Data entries
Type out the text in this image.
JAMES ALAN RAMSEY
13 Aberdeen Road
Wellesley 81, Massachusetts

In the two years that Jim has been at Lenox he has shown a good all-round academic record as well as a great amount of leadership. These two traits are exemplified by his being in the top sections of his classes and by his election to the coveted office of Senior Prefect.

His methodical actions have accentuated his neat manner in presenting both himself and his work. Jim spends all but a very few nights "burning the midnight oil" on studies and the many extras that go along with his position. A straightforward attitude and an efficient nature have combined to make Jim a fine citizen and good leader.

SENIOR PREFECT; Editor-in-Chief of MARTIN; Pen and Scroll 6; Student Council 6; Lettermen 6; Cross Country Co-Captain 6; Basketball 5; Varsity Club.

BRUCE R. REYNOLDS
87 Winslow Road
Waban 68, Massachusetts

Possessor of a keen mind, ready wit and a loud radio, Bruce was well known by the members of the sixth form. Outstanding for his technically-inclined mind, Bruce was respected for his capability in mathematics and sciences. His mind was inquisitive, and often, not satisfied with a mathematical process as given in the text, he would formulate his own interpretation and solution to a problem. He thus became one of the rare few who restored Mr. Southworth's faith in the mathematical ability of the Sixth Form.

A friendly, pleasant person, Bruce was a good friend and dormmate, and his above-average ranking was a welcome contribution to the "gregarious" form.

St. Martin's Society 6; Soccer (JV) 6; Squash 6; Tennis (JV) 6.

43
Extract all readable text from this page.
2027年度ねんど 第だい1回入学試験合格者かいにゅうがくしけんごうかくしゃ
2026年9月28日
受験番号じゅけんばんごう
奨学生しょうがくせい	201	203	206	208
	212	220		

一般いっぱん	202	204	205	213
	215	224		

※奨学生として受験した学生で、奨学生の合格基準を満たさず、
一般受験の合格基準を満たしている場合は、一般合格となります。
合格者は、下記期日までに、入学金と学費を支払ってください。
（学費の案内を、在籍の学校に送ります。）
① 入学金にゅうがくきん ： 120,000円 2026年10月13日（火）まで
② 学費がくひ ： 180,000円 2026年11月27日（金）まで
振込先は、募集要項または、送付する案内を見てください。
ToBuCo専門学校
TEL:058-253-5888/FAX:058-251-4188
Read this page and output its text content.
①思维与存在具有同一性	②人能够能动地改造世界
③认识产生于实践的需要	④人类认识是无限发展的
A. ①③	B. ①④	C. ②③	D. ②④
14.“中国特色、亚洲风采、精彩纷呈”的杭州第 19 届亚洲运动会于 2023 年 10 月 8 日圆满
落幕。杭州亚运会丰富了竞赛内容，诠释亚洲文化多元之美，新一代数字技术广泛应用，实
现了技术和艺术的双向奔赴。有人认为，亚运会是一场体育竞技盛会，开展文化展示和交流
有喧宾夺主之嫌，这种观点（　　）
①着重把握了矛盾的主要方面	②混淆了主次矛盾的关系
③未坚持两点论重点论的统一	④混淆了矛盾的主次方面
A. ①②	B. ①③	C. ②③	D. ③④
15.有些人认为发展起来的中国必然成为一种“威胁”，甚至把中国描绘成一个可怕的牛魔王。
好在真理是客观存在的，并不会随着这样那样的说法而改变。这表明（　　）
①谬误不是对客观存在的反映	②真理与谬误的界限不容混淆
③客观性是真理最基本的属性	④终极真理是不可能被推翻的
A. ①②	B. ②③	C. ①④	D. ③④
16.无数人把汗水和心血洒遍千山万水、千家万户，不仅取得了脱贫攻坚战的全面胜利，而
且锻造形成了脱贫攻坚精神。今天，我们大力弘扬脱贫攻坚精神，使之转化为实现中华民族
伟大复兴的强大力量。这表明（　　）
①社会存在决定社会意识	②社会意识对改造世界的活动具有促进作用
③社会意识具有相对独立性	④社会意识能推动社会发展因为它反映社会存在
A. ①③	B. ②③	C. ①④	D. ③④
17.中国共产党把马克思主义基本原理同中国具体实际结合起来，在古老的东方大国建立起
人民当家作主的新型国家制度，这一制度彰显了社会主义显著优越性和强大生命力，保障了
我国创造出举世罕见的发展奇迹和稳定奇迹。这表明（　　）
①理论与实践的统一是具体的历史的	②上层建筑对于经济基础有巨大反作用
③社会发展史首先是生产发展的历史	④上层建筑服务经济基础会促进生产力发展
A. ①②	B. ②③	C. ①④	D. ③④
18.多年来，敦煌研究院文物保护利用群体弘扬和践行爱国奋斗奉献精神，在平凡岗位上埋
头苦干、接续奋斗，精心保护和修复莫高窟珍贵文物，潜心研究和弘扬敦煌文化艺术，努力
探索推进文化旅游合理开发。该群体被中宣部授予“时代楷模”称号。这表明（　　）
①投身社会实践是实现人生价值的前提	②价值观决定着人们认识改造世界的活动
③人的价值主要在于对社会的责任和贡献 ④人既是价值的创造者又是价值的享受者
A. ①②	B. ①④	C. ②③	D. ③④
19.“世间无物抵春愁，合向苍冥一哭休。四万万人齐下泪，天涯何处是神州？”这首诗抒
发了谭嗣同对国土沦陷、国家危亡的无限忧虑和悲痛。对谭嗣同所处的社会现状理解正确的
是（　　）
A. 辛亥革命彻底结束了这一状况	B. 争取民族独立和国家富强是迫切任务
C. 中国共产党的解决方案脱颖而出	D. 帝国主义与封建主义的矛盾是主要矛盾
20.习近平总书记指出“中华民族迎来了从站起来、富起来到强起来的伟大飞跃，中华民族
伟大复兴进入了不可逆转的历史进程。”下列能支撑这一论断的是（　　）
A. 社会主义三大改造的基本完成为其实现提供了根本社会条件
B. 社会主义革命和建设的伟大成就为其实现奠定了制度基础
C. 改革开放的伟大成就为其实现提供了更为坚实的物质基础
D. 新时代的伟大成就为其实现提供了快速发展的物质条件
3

* The exercise *
Your task is to list each line of the records with the word "page".

* Complete response *
Extract all readable text from this page.
Read this page and output its text content.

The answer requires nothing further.